Requirement: Show only lines that include "this".

Data records:

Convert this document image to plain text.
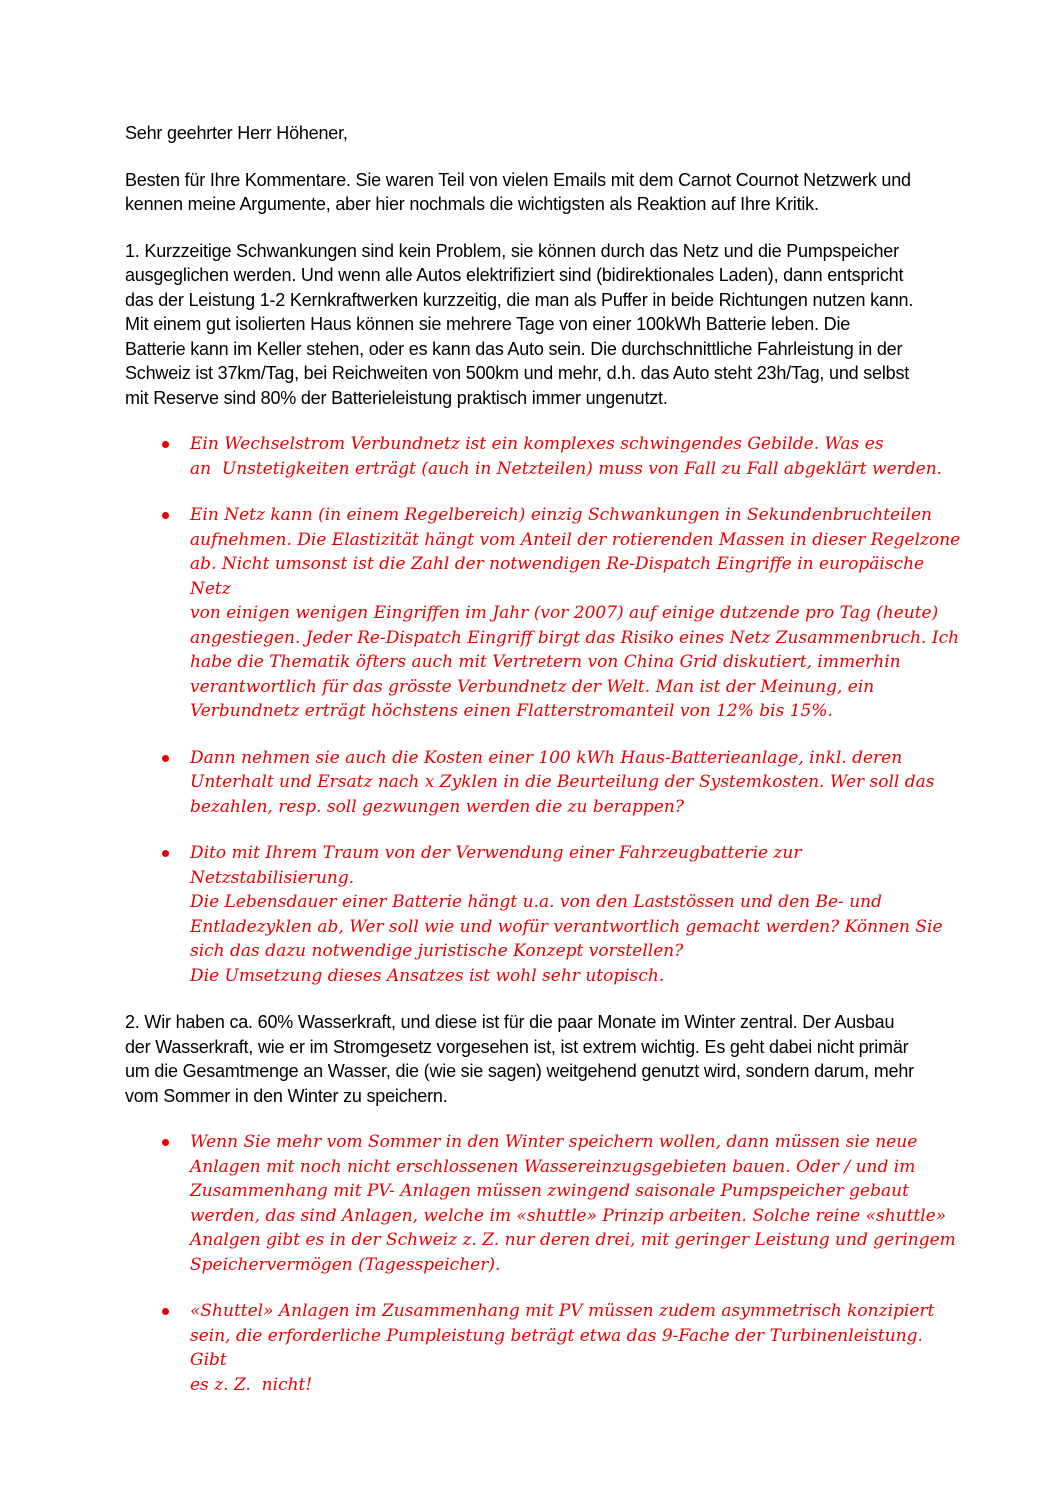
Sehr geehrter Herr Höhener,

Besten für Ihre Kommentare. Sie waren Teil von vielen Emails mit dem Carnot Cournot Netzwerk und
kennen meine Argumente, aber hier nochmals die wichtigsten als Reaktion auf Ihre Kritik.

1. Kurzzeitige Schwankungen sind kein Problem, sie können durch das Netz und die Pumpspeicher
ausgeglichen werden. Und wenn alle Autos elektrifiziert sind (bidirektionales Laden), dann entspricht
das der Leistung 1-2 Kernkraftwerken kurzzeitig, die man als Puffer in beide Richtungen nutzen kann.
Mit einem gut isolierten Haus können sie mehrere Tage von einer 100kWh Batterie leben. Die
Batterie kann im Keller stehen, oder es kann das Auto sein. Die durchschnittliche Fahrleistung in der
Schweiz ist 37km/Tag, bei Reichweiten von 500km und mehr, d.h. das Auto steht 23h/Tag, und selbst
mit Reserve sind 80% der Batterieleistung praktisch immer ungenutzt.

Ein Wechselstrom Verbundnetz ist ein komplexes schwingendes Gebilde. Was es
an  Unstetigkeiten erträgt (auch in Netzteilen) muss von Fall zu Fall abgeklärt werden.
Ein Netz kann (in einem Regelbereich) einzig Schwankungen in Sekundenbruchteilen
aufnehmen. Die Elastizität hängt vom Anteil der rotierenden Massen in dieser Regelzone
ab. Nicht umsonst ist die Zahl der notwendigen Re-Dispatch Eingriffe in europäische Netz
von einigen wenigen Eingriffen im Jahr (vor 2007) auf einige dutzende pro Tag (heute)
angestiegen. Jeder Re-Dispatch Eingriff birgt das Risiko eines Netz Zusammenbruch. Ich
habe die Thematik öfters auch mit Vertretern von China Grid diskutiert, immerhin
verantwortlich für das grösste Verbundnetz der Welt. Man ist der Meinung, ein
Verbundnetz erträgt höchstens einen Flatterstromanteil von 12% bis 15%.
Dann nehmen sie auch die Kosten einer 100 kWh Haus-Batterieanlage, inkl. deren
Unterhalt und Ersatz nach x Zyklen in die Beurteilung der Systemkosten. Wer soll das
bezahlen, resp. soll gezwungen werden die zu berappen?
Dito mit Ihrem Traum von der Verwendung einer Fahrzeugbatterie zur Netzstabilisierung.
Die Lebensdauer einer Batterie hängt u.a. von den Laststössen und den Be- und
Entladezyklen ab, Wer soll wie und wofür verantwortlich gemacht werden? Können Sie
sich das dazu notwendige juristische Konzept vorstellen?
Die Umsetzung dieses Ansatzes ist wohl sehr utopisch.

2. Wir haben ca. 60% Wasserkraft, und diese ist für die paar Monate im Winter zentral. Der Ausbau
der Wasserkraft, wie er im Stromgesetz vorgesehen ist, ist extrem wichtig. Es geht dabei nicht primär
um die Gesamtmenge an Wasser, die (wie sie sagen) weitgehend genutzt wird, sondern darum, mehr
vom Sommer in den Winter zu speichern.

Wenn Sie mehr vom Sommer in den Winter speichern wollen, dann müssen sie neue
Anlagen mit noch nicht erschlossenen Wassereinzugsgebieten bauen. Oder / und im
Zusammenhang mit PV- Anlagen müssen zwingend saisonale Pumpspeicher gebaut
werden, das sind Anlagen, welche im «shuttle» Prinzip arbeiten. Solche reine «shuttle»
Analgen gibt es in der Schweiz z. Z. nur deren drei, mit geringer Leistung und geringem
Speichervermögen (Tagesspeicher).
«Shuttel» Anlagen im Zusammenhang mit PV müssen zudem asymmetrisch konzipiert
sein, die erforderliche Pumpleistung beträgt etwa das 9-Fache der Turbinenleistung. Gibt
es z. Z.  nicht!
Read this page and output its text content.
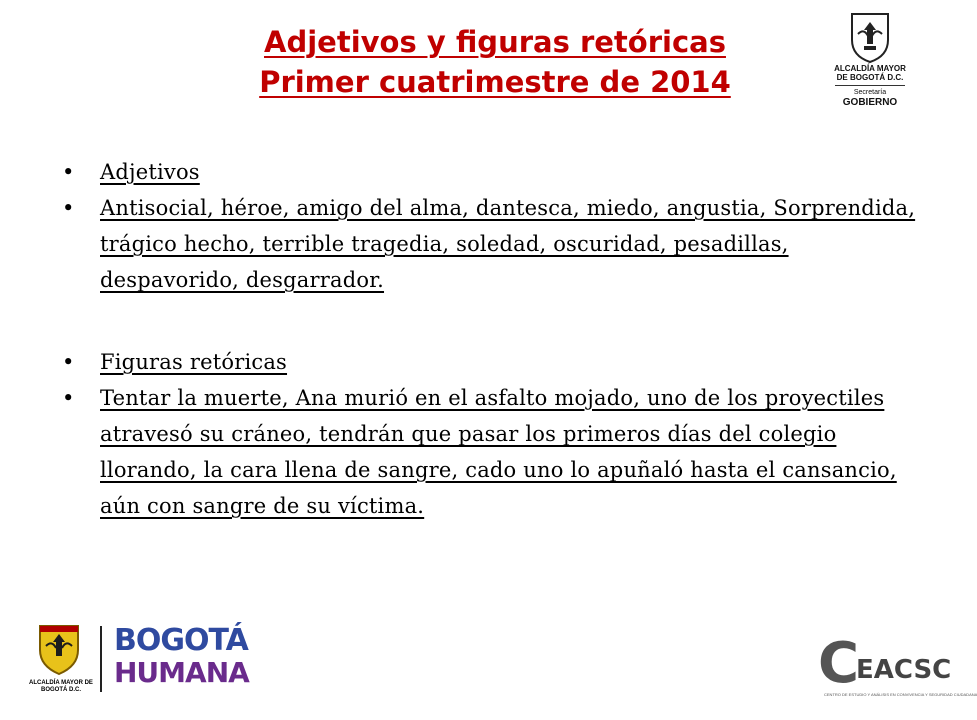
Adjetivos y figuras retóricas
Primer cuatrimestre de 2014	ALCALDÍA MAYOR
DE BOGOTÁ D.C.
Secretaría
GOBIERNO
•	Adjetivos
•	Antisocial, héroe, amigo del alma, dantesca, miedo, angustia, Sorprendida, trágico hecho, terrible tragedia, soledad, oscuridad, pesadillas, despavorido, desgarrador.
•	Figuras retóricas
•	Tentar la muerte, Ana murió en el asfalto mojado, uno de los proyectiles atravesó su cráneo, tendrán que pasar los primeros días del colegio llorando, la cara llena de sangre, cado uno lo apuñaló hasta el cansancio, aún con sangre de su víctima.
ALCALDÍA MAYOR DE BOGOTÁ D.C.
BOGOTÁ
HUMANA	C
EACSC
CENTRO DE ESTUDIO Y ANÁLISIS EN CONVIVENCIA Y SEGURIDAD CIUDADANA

--

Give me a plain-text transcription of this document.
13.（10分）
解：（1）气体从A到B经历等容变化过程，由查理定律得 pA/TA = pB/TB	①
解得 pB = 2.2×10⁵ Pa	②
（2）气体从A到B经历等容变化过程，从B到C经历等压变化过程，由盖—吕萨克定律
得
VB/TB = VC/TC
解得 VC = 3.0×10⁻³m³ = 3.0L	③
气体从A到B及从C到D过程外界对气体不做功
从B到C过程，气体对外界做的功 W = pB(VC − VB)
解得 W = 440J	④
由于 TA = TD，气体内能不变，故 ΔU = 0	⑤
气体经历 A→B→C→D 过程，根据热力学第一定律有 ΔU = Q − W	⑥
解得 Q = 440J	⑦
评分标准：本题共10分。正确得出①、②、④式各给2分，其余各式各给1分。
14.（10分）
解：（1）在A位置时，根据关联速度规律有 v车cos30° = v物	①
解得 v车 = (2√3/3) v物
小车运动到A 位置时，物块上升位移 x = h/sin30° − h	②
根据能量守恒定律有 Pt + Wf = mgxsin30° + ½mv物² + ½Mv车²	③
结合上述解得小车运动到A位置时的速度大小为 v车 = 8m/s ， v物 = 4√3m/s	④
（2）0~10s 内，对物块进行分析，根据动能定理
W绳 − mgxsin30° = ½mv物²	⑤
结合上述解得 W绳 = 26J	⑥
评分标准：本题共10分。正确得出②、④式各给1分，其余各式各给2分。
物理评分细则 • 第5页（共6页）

...

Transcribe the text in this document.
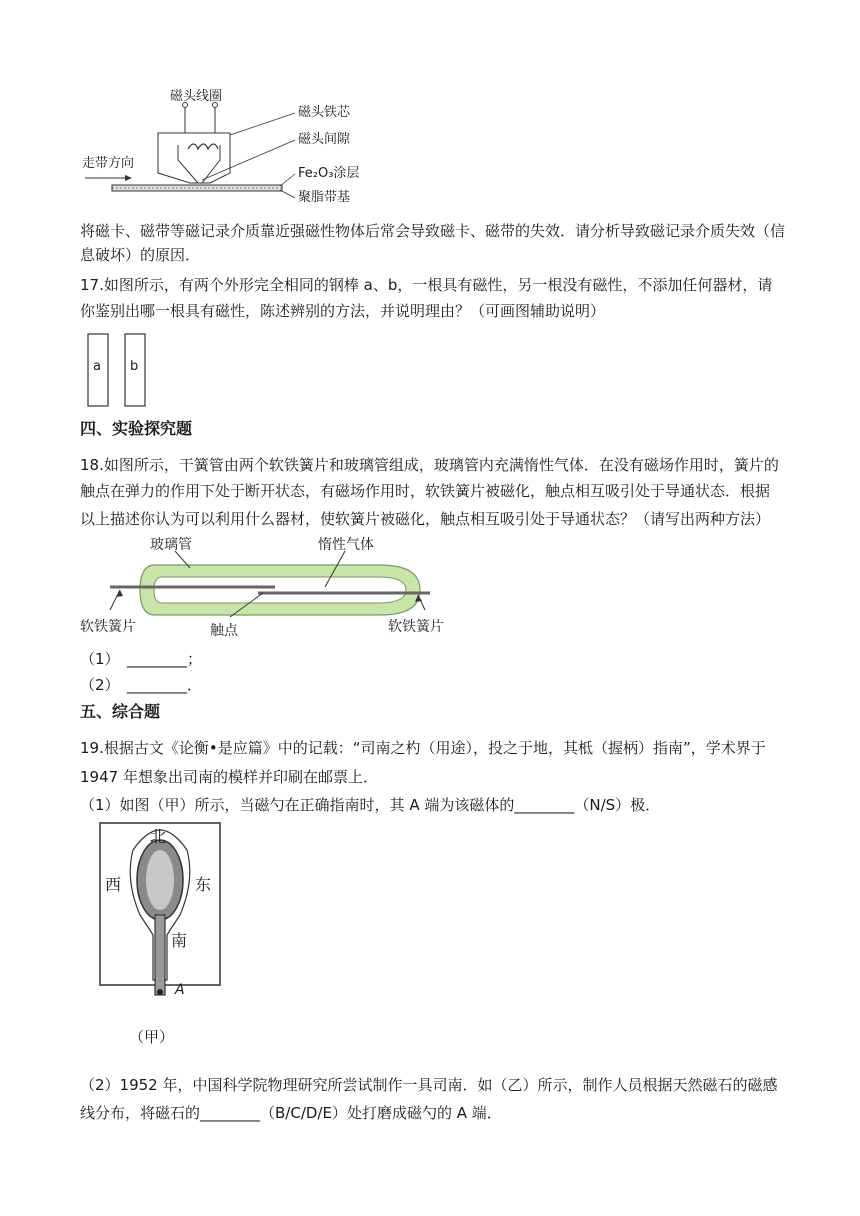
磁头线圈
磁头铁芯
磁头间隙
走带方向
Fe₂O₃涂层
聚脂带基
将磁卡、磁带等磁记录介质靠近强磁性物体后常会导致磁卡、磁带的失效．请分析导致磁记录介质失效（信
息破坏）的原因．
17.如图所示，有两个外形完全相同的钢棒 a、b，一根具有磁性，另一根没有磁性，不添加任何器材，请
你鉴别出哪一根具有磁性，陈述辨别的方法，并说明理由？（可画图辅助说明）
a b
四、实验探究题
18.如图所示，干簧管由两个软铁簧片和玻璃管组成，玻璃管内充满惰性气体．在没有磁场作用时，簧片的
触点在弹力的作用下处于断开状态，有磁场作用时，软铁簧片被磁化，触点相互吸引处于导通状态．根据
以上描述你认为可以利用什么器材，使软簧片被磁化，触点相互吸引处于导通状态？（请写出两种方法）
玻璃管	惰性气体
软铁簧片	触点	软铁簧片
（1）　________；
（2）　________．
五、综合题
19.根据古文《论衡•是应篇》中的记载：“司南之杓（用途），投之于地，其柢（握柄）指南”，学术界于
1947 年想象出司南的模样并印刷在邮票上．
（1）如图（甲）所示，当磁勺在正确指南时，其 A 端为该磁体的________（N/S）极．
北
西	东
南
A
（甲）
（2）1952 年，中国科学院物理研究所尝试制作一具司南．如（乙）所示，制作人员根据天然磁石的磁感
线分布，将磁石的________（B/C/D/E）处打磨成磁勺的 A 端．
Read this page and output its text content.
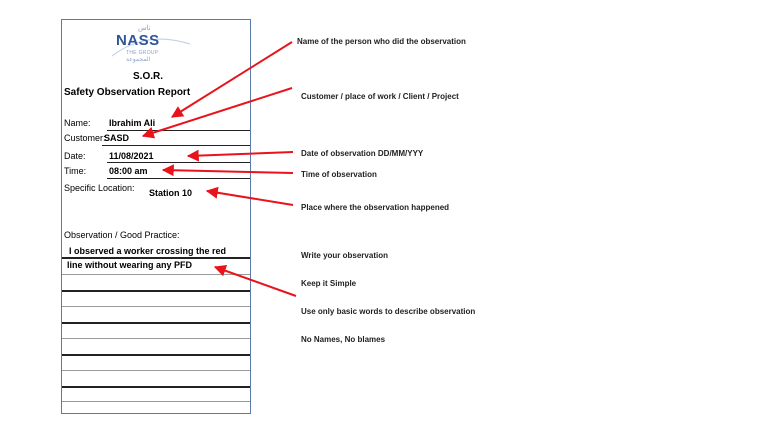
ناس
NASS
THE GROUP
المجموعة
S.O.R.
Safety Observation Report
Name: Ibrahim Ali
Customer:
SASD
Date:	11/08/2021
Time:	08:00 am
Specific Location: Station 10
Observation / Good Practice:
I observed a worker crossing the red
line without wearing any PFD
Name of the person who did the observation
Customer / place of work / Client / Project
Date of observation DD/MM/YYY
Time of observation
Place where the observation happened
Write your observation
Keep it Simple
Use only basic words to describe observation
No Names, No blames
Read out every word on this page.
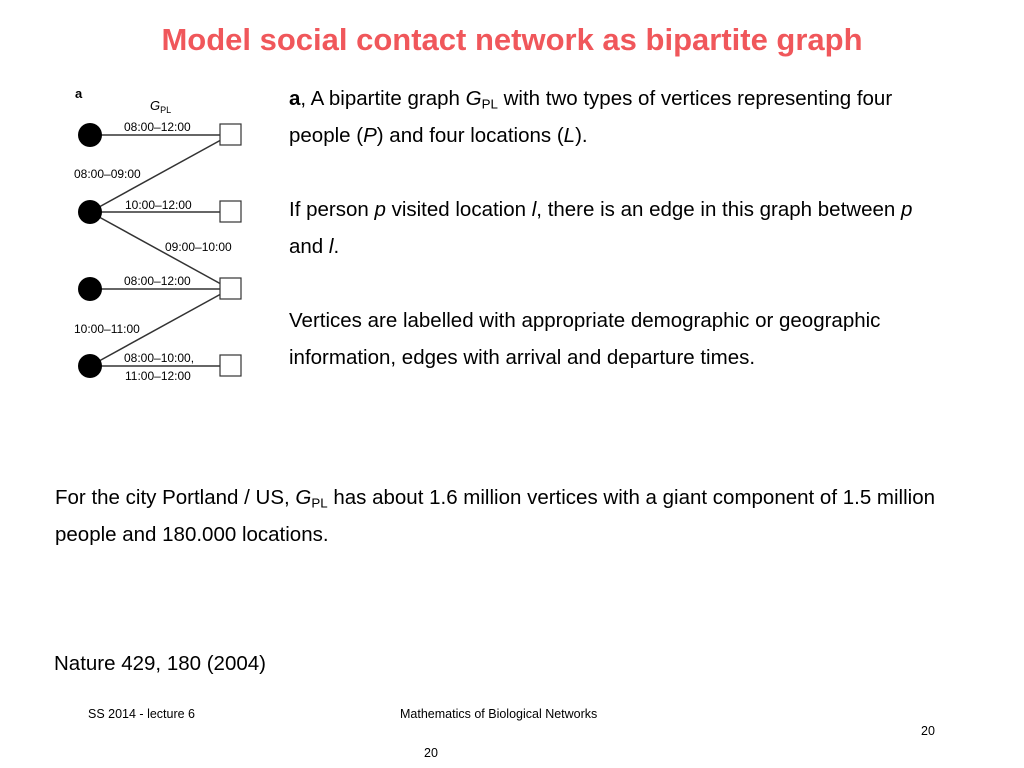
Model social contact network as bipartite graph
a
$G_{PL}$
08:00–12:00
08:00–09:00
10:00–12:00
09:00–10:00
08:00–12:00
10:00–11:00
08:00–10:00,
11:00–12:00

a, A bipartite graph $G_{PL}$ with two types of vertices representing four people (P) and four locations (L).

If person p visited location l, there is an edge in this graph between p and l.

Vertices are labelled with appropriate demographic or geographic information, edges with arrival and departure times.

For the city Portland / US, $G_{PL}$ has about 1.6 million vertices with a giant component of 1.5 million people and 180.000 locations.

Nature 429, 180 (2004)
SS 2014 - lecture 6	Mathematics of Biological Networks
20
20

Response:
Convert this document image to plain text.
Read this page and output its text content.
Give me a plain-text transcription of this document.
Transcribe the text in this document.
Read this page and output its text content.
Read out every word on this page.
If person p visited location l, there is an edge in this graph between p and l.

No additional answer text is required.